= What you need to do =
Extract exactly and only the lines of the data below, starting at the line with "Read out every word on this page." and stopping after the final line.

===== Material =====

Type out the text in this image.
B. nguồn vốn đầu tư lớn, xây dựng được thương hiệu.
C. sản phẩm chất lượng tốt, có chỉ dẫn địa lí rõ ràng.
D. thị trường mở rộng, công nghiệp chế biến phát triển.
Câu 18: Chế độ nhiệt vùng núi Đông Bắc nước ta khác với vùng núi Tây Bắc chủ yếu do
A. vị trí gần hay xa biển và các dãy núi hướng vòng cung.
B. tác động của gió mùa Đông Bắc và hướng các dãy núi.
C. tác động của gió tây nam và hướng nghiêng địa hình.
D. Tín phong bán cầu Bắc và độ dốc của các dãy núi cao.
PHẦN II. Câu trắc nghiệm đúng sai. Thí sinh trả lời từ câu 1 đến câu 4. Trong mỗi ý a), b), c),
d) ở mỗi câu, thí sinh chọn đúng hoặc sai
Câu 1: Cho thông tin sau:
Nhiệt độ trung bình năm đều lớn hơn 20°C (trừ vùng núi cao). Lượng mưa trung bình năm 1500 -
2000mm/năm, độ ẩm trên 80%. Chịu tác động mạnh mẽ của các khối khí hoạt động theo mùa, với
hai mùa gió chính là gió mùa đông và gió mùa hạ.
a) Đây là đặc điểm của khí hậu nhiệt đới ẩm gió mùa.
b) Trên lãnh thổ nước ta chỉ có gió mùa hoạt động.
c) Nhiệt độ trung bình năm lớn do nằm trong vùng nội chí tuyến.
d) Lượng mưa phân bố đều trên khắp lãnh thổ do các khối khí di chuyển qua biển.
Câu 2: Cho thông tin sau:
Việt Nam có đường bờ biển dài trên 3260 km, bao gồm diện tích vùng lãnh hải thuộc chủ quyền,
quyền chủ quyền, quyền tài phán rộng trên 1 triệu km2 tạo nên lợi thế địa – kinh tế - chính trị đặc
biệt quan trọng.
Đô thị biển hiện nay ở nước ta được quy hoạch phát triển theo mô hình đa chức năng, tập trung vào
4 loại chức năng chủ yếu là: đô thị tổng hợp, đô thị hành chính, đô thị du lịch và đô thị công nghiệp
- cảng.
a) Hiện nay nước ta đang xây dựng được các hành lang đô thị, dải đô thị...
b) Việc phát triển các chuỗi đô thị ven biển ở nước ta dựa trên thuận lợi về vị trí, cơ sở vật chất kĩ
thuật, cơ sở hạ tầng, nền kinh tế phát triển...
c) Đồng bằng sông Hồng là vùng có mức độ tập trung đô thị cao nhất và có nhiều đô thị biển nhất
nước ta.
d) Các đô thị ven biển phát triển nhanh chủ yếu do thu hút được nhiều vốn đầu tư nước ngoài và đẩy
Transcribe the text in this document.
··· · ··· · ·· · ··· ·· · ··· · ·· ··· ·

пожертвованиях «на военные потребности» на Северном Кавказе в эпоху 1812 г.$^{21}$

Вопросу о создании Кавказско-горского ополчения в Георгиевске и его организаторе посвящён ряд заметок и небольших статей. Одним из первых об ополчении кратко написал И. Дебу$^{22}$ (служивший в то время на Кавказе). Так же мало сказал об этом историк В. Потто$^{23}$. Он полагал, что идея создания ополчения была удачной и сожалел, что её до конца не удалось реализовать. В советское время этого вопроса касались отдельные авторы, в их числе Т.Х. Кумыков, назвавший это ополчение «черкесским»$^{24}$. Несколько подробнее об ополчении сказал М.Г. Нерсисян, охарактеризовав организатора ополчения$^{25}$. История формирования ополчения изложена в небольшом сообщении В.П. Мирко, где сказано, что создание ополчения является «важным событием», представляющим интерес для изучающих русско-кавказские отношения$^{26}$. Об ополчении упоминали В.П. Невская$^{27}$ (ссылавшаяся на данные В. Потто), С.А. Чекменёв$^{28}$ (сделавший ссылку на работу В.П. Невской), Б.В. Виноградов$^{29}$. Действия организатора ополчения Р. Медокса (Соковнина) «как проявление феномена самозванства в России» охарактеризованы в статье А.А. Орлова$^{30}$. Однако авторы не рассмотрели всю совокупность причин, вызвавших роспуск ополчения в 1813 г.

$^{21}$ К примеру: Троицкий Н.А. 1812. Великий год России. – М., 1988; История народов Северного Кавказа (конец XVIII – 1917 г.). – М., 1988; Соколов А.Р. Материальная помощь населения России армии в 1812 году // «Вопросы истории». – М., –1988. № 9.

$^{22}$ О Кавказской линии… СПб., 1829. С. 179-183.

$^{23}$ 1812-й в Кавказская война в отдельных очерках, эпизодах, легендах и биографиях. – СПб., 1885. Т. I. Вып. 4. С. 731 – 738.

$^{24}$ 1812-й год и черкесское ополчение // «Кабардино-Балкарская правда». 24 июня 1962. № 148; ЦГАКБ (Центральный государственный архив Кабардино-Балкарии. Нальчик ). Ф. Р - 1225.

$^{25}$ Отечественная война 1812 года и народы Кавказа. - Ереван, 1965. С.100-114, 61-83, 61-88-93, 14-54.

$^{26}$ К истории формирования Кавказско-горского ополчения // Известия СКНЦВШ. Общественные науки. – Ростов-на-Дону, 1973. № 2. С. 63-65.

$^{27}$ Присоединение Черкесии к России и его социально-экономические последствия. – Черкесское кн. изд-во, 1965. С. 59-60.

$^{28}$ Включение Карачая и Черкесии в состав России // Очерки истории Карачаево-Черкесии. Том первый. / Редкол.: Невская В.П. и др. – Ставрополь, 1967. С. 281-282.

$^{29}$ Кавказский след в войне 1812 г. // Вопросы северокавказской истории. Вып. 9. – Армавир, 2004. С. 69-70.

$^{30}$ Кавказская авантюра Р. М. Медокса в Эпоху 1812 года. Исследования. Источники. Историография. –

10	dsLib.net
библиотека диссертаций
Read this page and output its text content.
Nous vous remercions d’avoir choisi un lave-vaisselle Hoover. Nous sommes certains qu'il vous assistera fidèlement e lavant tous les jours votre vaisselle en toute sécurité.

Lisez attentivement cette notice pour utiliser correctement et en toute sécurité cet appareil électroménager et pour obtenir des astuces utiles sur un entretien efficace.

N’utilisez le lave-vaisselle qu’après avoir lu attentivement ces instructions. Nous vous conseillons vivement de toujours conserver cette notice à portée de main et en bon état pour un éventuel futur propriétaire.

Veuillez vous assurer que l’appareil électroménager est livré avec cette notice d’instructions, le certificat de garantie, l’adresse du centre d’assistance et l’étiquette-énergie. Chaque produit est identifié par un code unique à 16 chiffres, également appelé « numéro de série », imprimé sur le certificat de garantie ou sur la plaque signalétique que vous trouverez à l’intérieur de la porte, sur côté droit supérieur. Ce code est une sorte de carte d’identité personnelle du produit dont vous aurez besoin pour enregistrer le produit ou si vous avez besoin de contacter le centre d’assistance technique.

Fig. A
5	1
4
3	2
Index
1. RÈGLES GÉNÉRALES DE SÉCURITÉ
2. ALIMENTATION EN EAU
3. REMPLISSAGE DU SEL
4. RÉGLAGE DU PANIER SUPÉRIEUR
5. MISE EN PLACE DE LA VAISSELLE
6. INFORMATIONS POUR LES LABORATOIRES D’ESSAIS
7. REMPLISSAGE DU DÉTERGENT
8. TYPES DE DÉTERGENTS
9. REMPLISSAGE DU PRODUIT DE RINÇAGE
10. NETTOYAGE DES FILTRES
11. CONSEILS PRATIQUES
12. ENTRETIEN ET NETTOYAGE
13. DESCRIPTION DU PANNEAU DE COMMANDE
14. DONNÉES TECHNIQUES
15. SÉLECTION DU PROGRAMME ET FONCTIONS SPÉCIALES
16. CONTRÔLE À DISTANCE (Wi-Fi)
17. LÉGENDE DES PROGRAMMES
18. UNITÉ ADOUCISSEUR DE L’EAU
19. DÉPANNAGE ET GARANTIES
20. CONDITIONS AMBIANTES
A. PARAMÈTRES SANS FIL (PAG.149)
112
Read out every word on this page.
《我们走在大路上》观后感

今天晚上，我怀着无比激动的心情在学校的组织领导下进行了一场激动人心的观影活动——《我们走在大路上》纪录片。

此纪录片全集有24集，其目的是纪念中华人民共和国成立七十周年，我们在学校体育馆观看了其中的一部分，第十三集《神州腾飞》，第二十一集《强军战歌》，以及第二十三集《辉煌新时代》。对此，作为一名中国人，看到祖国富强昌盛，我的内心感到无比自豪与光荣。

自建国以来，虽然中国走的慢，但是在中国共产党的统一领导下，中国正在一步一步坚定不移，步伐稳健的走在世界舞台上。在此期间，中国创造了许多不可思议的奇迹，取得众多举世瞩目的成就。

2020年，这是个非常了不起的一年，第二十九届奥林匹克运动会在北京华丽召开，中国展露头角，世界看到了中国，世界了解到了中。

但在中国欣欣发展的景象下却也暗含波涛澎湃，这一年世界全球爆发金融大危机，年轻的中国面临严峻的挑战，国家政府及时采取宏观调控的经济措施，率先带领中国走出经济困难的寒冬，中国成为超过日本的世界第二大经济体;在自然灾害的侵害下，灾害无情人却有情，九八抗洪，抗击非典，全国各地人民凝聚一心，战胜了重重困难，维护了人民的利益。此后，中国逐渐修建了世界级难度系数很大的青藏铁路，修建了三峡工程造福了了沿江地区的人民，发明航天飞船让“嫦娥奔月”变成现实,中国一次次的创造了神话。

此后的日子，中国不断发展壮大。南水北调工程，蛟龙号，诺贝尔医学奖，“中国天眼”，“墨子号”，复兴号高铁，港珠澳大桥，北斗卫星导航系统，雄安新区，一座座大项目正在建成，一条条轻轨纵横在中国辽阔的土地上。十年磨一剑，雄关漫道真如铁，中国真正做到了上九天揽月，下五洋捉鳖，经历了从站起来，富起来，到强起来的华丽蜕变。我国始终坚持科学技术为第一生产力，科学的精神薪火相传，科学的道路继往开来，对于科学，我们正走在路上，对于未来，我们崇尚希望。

=====

= Written response =
Read out every word on this page.
《我们走在大路上》观后感

今天晚上，我怀着无比激动的心情在学校的组织领导下进行了一场激动人心的观影活动——《我们走在大路上》纪录片。

此纪录片全集有24集，其目的是纪念中华人民共和国成立七十周年，我们在学校体育馆观看了其中的一部分，第十三集《神州腾飞》，第二十一集《强军战歌》，以及第二十三集《辉煌新时代》。对此，作为一名中国人，看到祖国富强昌盛，我的内心感到无比自豪与光荣。

自建国以来，虽然中国走的慢，但是在中国共产党的统一领导下，中国正在一步一步坚定不移，步伐稳健的走在世界舞台上。在此期间，中国创造了许多不可思议的奇迹，取得众多举世瞩目的成就。

2020年，这是个非常了不起的一年，第二十九届奥林匹克运动会在北京华丽召开，中国展露头角，世界看到了中国，世界了解到了中。

但在中国欣欣发展的景象下却也暗含波涛澎湃，这一年世界全球爆发金融大危机，年轻的中国面临严峻的挑战，国家政府及时采取宏观调控的经济措施，率先带领中国走出经济困难的寒冬，中国成为超过日本的世界第二大经济体;在自然灾害的侵害下，灾害无情人却有情，九八抗洪，抗击非典，全国各地人民凝聚一心，战胜了重重困难，维护了人民的利益。此后，中国逐渐修建了世界级难度系数很大的青藏铁路，修建了三峡工程造福了了沿江地区的人民，发明航天飞船让“嫦娥奔月”变成现实,中国一次次的创造了神话。

此后的日子，中国不断发展壮大。南水北调工程，蛟龙号，诺贝尔医学奖，“中国天眼”，“墨子号”，复兴号高铁，港珠澳大桥，北斗卫星导航系统，雄安新区，一座座大项目正在建成，一条条轻轨纵横在中国辽阔的土地上。十年磨一剑，雄关漫道真如铁，中国真正做到了上九天揽月，下五洋捉鳖，经历了从站起来，富起来，到强起来的华丽蜕变。我国始终坚持科学技术为第一生产力，科学的精神薪火相传，科学的道路继往开来，对于科学，我们正走在路上，对于未来，我们崇尚希望。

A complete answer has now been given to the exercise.